## Written problem 1
In the article on Week Four, switch "porch discussions" to "evening discussions" and give the stretch from "In much the" through "every half century.".
## Written problem 2
According to the article on Week Four, where and on what date did Margaret Mead give her lecture?

## Reading text
— BEGIN —
Issue: Saturday, July 15, 1995 - page 5

Week 4 examines America's schools, industries
By Chad Fasca
Staff Writer
World
Competitiveness
of U.S.
Education
and
Industry
Week
4


July 16 - July 22

The smell of wet mittens on the radiator and rubber cement mixed with color construction paper have faded from all memory of education in America—it's now concealed and corrupted under a stench with no known origin and no foreseen end.
   In much the same way, the American consciousness fears its inventiveness and industry could have run out of gas or could have been overtaken by a more speedy and streamlined foreign contingent. If the topic of Week Four, "World Competitiveness: U.S. Education and Industry," could be reduced to the cry of a children's fable, the question is not whether the "sky is falling," but whether the sky already collapsed. In a week of lectures and porch discussions, Chautauquans face this task: the attempt to assess the ceiling of American enterprise and ideals.
   Maybe the sky isn't falling. Maybe the pleas and hysterics form a healthy, archetypal questioning that resurfaces every half century.
   According to renown anthropologist Margaret Mead in a lecture at Harvard University on March 15, 1950, the conflict is natural.    "If we turn from images to look formally at the history of American education, of its theory and its practice, the conflict between the school oriented toward the past (private/parochial) and the school oriented toward the future (city/public), with the seldom obtainable dream of a (rural) school which would hold the world steady, will be found to be a prevailing theme," Mead said. "This theme is expressed in many forms: in the struggle between classics and modern languages; in the struggle between 'at least one foreign language' and none at all."
— END —
## Extracted information
— BEGIN —
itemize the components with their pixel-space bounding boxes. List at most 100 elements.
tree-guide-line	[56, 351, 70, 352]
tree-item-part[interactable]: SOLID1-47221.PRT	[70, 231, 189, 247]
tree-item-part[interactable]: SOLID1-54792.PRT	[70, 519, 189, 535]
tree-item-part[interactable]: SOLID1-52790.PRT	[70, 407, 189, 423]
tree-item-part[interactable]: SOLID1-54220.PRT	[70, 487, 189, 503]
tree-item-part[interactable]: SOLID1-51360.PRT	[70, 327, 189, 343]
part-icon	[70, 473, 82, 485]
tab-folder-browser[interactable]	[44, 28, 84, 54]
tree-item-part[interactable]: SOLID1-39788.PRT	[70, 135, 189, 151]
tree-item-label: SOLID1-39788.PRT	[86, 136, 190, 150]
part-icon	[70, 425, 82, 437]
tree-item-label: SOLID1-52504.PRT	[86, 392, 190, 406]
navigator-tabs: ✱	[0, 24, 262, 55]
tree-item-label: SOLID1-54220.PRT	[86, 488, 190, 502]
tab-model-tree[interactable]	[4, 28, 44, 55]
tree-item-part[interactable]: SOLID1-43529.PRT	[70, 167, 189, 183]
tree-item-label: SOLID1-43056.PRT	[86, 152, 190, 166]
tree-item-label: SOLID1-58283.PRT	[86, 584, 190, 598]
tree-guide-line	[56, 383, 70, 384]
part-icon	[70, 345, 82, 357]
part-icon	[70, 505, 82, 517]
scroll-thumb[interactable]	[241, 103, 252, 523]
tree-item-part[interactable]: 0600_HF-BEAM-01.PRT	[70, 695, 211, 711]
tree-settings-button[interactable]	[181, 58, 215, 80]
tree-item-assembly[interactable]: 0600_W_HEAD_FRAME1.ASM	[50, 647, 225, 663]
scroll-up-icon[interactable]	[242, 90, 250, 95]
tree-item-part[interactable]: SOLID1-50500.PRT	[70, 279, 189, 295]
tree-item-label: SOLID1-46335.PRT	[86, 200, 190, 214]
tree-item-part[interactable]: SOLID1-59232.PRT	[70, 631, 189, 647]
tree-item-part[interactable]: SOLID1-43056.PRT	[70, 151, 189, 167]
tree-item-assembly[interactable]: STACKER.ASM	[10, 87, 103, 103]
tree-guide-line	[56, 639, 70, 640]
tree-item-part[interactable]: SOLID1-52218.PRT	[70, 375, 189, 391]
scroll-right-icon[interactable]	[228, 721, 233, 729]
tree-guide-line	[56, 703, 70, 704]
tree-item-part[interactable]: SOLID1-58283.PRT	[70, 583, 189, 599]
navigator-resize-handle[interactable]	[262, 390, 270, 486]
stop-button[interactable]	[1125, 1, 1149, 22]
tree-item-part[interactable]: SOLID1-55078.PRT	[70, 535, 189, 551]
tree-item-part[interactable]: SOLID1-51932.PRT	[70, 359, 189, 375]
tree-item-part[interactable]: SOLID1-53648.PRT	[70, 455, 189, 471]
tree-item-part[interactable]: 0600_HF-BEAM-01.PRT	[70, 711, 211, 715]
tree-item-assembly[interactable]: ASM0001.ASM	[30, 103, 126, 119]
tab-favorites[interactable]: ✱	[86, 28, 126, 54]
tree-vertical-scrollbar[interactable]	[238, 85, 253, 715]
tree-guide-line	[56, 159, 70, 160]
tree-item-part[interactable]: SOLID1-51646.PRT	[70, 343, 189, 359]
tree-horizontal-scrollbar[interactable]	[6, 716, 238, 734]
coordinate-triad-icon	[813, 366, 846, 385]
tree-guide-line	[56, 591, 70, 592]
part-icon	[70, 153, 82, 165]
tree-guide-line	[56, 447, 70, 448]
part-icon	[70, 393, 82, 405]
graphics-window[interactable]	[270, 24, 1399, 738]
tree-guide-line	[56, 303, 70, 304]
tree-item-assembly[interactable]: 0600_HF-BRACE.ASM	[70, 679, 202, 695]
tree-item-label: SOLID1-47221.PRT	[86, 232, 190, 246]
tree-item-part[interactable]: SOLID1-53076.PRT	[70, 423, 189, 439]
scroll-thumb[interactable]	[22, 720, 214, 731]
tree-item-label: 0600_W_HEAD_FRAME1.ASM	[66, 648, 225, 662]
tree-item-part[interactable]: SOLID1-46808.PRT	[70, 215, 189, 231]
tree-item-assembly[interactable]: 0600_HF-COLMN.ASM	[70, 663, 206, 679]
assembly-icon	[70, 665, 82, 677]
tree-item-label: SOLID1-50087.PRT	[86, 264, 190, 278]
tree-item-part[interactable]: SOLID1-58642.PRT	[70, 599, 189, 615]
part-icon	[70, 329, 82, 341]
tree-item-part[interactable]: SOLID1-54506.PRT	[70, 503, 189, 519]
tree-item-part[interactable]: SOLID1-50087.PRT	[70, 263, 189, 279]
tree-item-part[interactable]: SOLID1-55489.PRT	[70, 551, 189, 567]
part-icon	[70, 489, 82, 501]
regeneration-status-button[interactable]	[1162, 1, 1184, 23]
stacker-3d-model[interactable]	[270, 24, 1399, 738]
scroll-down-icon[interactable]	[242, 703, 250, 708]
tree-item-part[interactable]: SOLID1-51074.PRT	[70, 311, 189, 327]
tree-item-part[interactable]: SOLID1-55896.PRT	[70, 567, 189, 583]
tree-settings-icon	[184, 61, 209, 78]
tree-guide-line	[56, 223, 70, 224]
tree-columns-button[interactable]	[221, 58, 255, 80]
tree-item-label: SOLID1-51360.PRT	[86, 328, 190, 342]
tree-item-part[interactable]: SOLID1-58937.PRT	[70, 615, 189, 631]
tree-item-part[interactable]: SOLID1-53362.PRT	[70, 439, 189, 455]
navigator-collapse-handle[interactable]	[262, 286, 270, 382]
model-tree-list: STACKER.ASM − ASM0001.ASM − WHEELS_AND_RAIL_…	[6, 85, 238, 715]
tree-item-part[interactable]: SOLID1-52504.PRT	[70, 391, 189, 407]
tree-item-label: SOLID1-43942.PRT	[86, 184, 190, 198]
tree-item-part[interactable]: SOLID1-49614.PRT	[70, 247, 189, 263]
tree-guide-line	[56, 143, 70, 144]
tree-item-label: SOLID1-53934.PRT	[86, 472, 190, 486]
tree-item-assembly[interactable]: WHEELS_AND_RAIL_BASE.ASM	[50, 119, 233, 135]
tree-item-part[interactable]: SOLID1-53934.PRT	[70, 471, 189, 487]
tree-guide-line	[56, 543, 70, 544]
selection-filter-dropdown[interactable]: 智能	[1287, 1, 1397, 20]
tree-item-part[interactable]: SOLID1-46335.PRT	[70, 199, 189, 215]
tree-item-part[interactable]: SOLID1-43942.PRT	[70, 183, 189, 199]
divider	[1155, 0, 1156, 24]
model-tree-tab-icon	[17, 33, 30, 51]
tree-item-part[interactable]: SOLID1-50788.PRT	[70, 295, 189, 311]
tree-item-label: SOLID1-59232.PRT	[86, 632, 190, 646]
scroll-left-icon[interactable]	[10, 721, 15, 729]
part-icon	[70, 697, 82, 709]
— END —
## Full answer 1
In much the same way, the American consciousness fears its inventiveness and industry could have run out of gas or could have been overtaken by a more speedy and streamlined foreign contingent. If the topic of Week Four, "World Competitiveness: U.S. Education and Industry," could be reduced to the cry of a children's fable, the question is not whether the "sky is falling," but whether the sky already collapsed. In a week of lectures and evening discussions, Chautauquans face this task: the attempt to assess the ceiling of American enterprise and ideals.
   Maybe the sky isn't falling. Maybe the pleas and hysterics form a healthy, archetypal questioning that resurfaces every half century.

## Full answer 2
At Harvard University on March 15, 1950.